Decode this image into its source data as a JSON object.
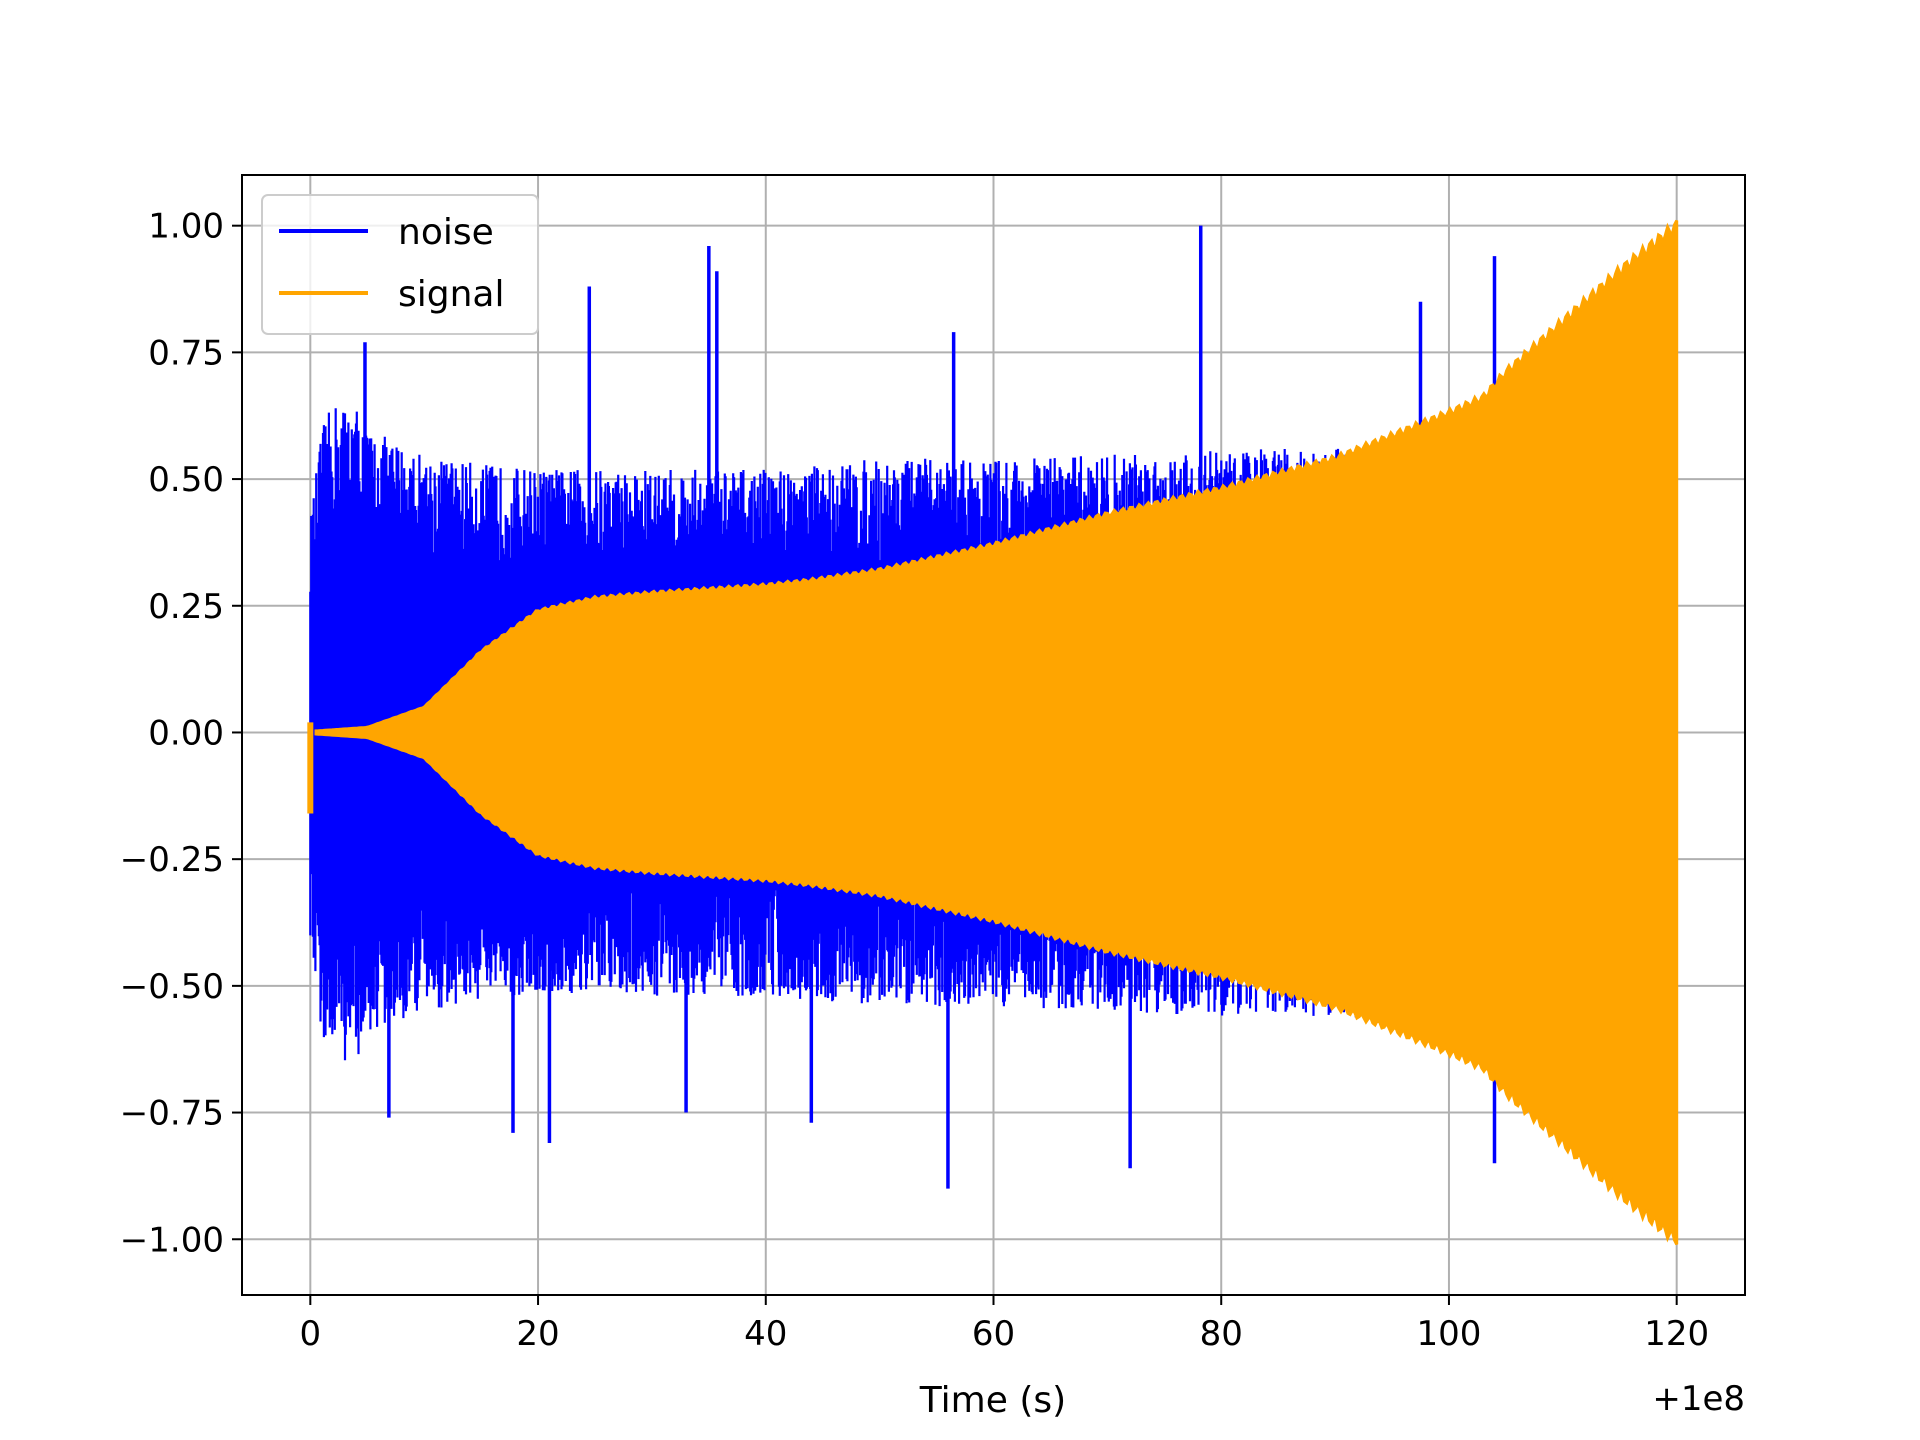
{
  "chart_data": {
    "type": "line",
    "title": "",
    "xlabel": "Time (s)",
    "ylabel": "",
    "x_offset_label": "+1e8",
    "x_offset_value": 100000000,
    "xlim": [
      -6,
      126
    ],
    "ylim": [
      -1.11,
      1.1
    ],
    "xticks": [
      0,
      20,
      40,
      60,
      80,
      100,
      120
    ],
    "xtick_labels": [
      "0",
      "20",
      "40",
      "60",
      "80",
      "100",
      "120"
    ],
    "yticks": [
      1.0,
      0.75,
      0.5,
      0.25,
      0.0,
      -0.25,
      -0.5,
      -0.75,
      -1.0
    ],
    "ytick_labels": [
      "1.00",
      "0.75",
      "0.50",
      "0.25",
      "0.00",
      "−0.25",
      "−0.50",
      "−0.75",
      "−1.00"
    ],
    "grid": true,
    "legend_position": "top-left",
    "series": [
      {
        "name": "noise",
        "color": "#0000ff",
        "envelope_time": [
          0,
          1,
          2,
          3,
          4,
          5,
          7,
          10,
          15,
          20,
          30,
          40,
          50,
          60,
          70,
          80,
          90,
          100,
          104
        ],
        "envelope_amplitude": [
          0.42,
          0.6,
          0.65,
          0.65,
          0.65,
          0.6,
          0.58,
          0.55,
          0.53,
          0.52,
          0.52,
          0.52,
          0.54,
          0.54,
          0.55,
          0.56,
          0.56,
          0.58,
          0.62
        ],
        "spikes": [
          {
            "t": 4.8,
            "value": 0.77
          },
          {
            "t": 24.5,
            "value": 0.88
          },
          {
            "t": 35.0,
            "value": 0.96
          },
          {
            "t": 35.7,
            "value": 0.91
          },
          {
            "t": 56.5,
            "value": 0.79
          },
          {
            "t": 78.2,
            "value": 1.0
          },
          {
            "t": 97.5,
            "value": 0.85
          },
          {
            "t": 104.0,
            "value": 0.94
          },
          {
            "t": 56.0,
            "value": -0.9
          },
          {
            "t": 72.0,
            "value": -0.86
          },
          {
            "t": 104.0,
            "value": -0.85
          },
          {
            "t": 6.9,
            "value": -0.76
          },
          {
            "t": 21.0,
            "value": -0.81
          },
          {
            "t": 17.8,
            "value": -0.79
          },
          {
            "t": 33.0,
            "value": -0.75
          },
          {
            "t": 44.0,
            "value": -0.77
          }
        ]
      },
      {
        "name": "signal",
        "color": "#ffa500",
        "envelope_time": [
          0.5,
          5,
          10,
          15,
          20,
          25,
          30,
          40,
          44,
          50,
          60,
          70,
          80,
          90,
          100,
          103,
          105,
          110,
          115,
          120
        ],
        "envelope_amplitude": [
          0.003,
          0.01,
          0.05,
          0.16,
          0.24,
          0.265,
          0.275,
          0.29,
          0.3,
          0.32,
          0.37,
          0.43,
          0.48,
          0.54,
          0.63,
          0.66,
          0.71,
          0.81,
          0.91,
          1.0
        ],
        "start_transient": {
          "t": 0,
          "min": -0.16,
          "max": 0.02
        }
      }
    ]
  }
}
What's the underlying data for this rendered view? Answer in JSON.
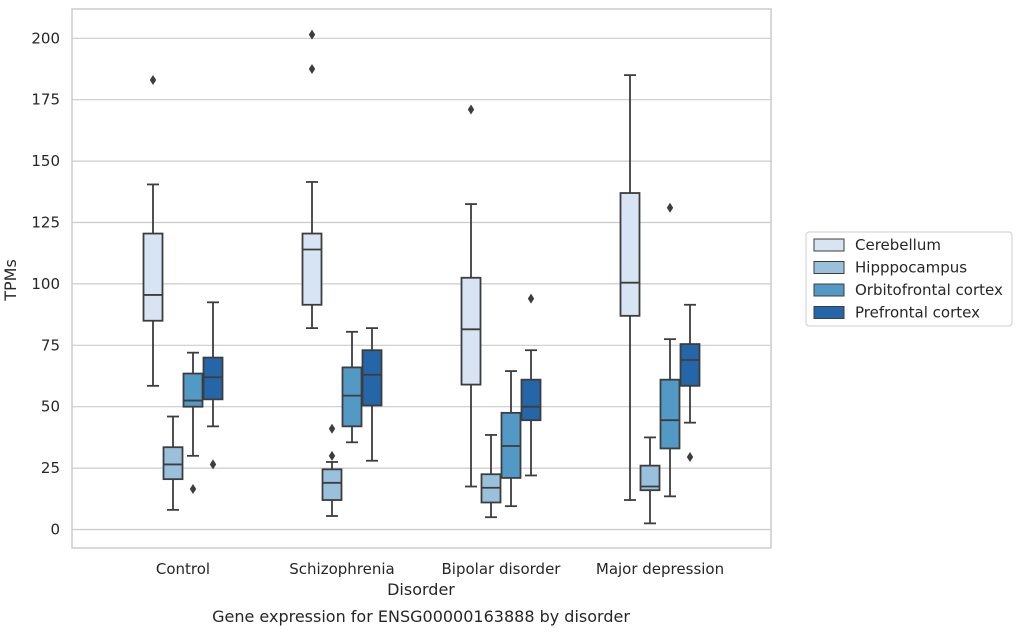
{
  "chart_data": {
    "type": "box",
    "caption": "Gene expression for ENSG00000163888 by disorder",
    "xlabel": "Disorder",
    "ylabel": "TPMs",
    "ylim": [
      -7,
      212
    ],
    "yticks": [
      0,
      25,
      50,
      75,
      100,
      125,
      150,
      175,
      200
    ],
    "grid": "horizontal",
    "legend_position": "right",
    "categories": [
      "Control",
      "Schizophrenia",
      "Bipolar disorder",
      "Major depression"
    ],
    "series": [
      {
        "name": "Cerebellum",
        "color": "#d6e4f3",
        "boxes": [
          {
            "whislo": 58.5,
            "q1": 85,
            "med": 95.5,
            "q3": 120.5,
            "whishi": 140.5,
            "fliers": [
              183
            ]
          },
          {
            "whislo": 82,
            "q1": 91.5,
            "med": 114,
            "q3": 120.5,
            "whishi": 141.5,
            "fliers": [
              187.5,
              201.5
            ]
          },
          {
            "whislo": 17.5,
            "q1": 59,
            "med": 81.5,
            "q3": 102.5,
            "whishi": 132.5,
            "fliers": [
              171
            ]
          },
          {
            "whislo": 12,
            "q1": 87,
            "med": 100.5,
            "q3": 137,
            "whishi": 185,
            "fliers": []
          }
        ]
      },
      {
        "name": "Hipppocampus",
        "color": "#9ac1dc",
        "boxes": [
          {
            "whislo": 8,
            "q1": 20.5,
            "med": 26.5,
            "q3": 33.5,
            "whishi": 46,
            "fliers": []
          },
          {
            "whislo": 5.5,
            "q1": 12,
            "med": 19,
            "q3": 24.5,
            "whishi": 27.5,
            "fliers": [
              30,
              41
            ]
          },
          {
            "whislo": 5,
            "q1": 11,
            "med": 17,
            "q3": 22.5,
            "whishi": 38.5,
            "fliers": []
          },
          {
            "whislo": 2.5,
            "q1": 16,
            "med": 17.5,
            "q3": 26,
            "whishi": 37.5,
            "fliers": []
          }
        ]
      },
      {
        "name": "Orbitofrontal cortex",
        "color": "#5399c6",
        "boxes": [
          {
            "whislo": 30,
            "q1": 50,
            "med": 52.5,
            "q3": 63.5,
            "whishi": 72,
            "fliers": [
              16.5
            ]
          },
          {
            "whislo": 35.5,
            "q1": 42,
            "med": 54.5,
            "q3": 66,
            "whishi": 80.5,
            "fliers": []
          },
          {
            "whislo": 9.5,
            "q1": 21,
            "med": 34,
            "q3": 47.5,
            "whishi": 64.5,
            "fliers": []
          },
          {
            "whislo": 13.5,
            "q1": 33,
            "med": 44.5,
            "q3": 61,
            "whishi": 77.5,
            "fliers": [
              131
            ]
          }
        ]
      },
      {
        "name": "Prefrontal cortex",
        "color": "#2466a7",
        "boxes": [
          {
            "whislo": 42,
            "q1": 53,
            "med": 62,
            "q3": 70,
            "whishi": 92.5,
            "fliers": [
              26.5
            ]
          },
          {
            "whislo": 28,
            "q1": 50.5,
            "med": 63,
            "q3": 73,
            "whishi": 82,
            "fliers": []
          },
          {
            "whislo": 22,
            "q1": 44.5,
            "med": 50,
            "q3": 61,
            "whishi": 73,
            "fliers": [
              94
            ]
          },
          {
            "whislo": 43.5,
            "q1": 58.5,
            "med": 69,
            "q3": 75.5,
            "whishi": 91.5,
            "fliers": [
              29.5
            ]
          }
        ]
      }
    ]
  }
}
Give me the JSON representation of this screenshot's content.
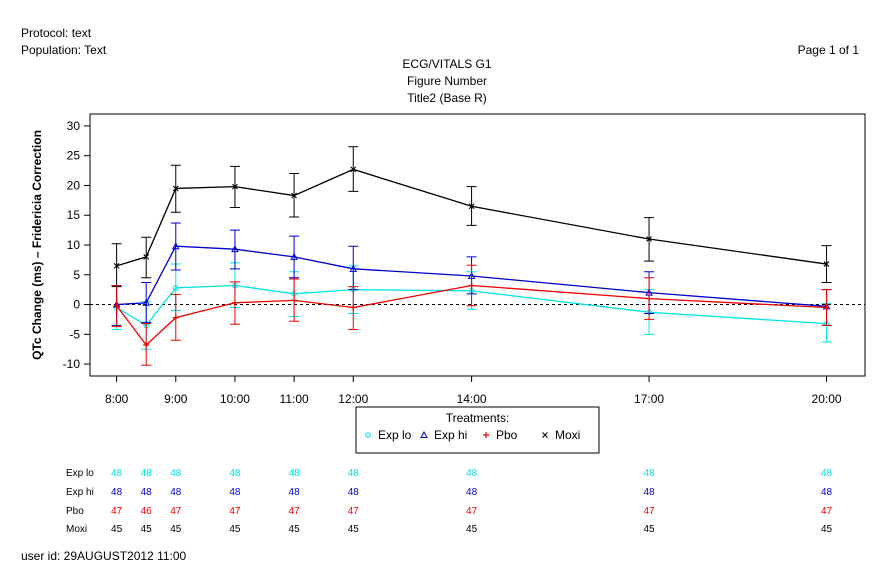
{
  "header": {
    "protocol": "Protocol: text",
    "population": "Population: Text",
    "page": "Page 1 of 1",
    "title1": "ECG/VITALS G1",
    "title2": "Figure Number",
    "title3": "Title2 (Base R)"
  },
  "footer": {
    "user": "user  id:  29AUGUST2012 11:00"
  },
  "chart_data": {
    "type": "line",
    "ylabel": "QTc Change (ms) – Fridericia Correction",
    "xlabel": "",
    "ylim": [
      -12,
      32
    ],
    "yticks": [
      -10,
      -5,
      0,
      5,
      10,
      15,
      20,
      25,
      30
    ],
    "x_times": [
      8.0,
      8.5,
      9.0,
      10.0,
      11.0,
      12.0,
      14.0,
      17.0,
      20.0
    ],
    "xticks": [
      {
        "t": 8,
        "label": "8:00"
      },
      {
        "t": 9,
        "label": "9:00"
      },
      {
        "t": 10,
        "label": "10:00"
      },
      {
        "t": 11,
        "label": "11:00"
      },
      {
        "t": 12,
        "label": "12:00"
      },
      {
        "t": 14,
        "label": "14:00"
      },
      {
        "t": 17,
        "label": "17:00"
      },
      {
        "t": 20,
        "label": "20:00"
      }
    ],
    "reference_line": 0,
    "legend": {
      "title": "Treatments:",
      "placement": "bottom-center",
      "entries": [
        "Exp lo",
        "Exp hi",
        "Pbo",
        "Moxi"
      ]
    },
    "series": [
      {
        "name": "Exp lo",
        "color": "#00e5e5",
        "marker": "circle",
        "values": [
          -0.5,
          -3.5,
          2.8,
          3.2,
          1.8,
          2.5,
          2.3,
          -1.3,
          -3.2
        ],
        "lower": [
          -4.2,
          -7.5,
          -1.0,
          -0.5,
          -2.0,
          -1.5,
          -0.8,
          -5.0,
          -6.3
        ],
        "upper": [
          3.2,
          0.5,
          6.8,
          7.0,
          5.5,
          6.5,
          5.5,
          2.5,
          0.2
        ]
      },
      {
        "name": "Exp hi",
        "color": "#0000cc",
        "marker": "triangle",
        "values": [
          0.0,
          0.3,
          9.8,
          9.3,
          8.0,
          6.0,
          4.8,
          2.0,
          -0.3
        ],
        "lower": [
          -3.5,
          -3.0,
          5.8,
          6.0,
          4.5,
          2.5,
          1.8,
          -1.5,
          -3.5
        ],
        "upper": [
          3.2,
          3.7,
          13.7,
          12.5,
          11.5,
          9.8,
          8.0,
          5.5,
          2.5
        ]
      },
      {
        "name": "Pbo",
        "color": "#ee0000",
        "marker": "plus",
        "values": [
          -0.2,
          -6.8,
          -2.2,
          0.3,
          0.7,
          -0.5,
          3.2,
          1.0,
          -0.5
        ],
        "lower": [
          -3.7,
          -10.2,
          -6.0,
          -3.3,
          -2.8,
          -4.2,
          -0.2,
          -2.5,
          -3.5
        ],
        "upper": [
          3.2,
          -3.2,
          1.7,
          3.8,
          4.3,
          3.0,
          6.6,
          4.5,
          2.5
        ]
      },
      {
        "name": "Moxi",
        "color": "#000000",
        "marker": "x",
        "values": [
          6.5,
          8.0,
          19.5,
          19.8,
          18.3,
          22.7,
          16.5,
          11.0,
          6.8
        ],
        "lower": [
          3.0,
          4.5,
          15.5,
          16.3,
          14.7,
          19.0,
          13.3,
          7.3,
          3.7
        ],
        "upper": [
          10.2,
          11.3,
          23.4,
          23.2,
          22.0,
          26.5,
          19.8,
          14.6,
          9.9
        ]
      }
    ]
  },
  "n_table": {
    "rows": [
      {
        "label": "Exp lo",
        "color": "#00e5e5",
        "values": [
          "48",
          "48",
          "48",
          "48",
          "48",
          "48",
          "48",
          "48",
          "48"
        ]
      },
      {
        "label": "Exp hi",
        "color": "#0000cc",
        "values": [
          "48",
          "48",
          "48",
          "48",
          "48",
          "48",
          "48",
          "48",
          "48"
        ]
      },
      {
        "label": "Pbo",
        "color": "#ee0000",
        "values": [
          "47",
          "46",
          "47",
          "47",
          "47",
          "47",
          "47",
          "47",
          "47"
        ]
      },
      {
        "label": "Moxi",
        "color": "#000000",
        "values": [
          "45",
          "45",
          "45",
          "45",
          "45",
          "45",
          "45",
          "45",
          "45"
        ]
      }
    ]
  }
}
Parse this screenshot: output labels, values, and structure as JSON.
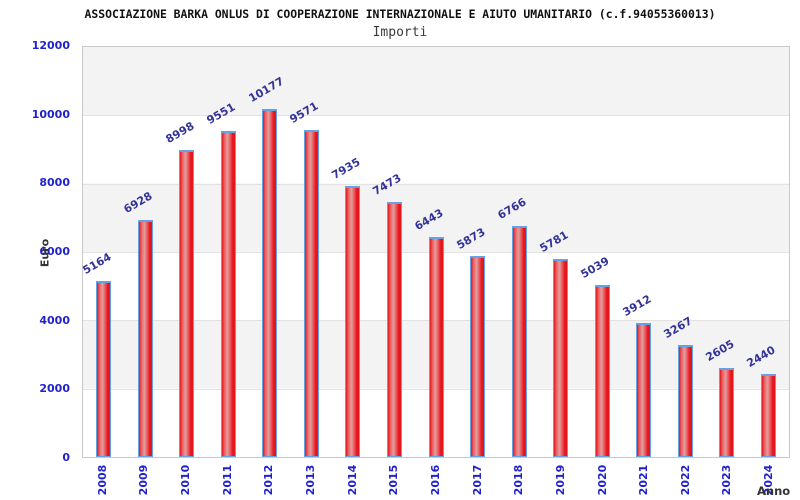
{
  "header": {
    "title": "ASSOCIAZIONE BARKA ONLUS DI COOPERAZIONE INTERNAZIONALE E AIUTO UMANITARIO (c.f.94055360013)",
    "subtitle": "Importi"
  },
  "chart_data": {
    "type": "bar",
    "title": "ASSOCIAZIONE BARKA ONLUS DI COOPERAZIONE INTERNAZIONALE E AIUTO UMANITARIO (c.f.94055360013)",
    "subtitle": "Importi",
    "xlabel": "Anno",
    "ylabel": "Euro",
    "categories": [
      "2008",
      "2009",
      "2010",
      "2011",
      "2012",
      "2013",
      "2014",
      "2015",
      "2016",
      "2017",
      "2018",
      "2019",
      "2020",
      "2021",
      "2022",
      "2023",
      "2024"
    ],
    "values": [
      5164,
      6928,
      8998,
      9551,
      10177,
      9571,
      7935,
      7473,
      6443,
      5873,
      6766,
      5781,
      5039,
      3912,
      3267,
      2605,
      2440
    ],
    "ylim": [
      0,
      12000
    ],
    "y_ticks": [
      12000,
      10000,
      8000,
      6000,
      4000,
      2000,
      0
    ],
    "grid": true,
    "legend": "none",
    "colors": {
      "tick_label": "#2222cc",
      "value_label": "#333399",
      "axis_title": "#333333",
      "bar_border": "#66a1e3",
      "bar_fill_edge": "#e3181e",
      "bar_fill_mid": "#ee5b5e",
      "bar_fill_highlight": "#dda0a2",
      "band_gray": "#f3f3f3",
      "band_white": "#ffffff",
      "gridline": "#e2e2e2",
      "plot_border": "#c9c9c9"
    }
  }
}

EXERCISE GOAL>
Select the lines from the entries that include the word "marker".

WRITTEN ANSWER>
        "marker": "circle",
        "marker": "triangle",
        "marker": "plus",
        "marker": "x",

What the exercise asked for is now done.